## APPLY WHAT YOU READ
1. List every abbreviation introduced in the dissertation abstract on Android malware classification, each with the full term it stands for.
2. From the dissertation abstract on Android malware classification, quote the passage from "Android is the" to "protect Android-enabled devices.".

## PROVIDED TEXT
☆ ☆ ☆ ☆ ☆

Xu, Lifan. (University of Delaware), “Android malware classification using parallelized machine learning methods”

Xu, Lifan. (University of Delaware), “Android malware classification using parallelized machine learning methods” (2016) Advisor: Cavazos, John

Android is the most popular mobile operating system with a market share of over 80%. Due to its popularity and also its open source nature, Android is now the platform most targeted by malware, creating an urgent need for effective defense mechanisms to protect Android-enabled devices.

In this dissertation, the authors present a novel characterization and machine learning method for Android malware classification. The authors first present a method of dynamically analyzing and classifying Android applications as either malicious or benign based on their execution behaviors. The authors invent novel graph-based methods of characterizing an application's execution behavior that are inspired by traditional vector-based characterization methods. The authors show evidence that their graph-based techniques are superior to vector-based techniques for the problem of classifying malicious and benign applications.

The authors also augment their dynamic analysis characterization method with a static analysis method which the authors call HADM, Hybrid Analysis for Detection of Malware. The authors first extract static and dynamic information, and convert this information into vector-based representations. It has been shown that combining advanced features derived by deep learning with the original features provides significant gains. Therefore, the authors feed each of the original dynamic and static feature vector sets to a Deep Neural Network (DNN) which outputs a new set of features. These features are then concatenated with the original features to construct DNN vector sets. Different kernels are then applied onto the DNN vector sets. The authors also convert the dynamic information into graph-based representations and apply graph kernels onto the graph sets. Learning results from various vector and graph feature sets are combined using hierarchical Multiple Kernel Learning (MKL) to build a final hybrid classifier.

☆ ☆ ☆ ☆ ☆

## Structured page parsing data
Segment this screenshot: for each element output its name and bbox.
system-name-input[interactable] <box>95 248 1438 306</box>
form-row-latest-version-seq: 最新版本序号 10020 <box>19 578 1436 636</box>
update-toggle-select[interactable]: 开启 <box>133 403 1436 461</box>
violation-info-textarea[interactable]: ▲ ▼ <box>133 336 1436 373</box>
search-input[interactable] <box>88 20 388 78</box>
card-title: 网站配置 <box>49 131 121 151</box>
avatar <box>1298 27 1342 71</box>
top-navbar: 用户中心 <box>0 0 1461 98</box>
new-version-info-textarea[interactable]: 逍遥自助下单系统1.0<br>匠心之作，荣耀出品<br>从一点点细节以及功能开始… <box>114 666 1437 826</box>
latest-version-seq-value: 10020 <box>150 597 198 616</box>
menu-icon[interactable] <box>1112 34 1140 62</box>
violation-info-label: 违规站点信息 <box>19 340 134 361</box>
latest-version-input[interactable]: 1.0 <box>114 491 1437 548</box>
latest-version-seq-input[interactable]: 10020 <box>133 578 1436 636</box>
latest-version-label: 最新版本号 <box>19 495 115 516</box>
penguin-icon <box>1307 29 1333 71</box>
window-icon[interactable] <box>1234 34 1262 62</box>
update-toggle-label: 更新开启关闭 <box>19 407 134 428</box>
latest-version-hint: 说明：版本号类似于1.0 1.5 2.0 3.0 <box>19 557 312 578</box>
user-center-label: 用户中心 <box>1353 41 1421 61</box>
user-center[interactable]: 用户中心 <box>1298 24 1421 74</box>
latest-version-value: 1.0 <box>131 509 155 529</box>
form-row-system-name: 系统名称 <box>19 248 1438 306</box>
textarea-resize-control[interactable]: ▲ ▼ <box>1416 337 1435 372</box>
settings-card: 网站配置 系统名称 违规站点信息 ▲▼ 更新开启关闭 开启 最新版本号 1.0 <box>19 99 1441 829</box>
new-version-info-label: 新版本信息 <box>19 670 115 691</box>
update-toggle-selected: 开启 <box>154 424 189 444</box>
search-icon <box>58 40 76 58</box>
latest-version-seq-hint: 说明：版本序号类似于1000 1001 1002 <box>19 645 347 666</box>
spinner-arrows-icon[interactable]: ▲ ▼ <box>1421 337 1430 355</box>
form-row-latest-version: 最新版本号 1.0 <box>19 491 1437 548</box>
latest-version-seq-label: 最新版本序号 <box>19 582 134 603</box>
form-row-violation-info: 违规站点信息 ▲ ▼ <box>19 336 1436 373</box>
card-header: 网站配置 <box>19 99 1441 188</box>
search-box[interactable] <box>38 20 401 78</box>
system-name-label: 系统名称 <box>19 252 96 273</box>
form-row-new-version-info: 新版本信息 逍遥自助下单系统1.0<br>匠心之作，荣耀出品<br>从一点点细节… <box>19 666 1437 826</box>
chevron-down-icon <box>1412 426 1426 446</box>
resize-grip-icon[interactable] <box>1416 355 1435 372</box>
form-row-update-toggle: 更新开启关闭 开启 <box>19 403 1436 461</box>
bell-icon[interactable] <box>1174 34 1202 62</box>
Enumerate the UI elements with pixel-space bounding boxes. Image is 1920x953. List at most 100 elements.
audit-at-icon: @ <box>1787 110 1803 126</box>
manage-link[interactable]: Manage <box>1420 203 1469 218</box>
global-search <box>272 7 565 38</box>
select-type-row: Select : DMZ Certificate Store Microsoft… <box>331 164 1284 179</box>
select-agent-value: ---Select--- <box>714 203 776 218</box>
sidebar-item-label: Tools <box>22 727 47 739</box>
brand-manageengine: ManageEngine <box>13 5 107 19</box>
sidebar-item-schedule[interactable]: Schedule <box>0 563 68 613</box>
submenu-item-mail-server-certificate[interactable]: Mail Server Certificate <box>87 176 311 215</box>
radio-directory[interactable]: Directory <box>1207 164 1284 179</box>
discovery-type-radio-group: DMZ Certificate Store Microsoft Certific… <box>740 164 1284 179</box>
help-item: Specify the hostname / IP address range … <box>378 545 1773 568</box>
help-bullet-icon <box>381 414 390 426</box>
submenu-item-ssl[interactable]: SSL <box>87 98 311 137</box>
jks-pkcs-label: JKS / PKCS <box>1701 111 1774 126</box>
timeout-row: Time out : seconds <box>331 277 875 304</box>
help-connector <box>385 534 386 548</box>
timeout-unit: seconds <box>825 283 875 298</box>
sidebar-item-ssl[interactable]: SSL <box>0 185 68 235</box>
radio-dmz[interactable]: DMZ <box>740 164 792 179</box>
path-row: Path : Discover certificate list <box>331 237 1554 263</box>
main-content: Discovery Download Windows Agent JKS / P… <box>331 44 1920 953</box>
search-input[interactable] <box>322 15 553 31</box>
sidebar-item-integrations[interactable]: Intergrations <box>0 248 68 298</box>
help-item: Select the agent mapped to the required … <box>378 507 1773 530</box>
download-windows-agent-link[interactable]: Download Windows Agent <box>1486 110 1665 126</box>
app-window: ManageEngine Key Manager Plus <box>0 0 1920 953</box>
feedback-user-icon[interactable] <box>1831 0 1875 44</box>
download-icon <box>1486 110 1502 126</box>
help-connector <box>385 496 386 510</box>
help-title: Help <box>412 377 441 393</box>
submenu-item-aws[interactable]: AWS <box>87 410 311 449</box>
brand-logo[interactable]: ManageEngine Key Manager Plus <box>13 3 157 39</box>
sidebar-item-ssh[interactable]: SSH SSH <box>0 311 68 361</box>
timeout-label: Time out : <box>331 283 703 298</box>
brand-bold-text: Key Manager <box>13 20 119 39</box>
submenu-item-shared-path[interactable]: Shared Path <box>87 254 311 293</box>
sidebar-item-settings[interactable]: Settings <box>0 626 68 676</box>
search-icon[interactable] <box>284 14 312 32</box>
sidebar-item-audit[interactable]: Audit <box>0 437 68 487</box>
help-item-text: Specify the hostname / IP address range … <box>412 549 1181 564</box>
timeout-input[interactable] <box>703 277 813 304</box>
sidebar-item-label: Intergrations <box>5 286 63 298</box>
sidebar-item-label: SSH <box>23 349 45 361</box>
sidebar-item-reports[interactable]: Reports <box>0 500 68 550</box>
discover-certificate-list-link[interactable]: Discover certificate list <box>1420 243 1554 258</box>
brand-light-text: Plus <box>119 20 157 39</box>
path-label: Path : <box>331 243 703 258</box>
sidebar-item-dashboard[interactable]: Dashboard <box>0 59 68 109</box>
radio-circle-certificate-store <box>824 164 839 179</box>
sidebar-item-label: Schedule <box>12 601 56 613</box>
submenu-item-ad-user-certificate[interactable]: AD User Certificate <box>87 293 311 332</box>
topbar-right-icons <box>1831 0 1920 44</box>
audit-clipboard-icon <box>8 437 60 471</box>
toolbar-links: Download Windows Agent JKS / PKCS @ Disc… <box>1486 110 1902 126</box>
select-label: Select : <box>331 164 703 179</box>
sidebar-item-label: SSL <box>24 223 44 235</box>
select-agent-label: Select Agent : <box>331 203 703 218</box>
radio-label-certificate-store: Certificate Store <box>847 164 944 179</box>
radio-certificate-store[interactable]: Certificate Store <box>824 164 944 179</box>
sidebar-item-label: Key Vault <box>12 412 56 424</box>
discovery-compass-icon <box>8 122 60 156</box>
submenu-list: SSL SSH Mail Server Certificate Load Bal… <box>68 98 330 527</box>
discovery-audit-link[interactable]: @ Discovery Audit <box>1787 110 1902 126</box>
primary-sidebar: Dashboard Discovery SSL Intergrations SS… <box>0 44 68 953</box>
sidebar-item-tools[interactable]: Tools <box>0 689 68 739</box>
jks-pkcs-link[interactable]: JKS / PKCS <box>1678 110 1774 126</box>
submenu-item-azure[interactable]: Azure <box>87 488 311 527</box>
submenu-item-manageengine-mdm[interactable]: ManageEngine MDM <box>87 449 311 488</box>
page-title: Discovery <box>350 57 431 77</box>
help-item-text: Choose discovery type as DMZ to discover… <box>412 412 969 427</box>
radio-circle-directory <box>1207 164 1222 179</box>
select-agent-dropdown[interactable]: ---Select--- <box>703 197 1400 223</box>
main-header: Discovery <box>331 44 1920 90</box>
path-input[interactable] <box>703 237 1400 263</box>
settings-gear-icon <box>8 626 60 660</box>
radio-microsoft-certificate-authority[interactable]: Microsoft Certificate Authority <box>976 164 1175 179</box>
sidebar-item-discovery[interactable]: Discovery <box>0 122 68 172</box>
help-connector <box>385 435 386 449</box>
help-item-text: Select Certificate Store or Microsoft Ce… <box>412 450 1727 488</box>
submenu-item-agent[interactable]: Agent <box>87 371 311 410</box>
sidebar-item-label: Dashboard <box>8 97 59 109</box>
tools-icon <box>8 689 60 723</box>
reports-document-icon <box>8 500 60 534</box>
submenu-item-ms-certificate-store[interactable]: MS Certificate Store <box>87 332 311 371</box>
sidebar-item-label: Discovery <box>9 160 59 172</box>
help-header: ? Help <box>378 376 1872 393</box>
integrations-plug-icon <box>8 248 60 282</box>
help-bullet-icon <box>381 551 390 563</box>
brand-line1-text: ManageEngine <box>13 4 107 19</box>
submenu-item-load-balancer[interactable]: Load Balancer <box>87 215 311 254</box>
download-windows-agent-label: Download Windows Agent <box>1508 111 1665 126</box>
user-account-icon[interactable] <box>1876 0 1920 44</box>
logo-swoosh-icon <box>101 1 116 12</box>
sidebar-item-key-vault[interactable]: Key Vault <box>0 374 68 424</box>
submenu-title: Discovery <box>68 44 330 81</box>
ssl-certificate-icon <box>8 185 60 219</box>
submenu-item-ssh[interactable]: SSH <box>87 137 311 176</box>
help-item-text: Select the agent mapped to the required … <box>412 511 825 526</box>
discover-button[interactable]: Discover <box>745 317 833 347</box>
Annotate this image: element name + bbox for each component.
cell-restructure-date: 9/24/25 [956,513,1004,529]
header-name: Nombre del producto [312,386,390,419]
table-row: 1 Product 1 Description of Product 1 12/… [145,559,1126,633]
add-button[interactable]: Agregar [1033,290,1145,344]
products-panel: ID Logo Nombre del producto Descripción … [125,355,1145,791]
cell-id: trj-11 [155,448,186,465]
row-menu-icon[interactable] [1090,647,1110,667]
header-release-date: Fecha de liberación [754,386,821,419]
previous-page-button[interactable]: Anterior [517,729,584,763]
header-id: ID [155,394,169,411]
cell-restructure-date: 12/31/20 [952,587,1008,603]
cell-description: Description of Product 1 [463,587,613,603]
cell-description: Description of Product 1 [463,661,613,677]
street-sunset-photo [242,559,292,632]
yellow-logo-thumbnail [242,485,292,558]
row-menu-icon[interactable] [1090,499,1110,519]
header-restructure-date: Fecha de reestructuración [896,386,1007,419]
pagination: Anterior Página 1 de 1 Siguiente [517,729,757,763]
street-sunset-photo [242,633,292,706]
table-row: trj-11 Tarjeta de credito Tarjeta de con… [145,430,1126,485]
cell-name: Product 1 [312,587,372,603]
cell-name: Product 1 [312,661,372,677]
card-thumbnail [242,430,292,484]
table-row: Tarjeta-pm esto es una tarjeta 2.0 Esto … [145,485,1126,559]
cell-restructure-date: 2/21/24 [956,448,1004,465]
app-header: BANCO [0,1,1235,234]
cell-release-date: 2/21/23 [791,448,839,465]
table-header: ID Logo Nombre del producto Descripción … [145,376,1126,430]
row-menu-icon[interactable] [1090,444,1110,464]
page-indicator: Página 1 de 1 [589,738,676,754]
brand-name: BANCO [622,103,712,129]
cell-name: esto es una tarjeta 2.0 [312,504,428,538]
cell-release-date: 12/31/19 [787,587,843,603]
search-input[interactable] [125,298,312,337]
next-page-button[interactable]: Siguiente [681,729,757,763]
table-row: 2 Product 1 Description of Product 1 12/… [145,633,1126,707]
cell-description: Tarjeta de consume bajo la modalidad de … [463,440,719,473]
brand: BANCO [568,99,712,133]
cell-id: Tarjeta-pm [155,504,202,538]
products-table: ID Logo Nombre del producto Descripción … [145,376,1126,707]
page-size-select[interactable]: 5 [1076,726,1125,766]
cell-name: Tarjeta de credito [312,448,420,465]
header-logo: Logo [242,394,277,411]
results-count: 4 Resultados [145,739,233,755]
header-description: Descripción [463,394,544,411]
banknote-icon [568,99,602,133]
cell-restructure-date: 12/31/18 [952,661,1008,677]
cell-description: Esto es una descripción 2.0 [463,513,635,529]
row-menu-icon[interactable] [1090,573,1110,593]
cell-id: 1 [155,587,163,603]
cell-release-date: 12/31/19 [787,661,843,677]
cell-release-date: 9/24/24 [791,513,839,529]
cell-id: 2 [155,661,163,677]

☆ ☆ ☆ ☆ ☆

## ANSWERS TO THE PROBLEMS
1.
HADM: Hybrid Analysis for Detection of Malware
DNN: Deep Neural Network
MKL: Multiple Kernel Learning

2.
Android is the most popular mobile operating system with a market share of over 80%. Due to its popularity and also its open source nature, Android is now the platform most targeted by malware, creating an urgent need for effective defense mechanisms to protect Android-enabled devices.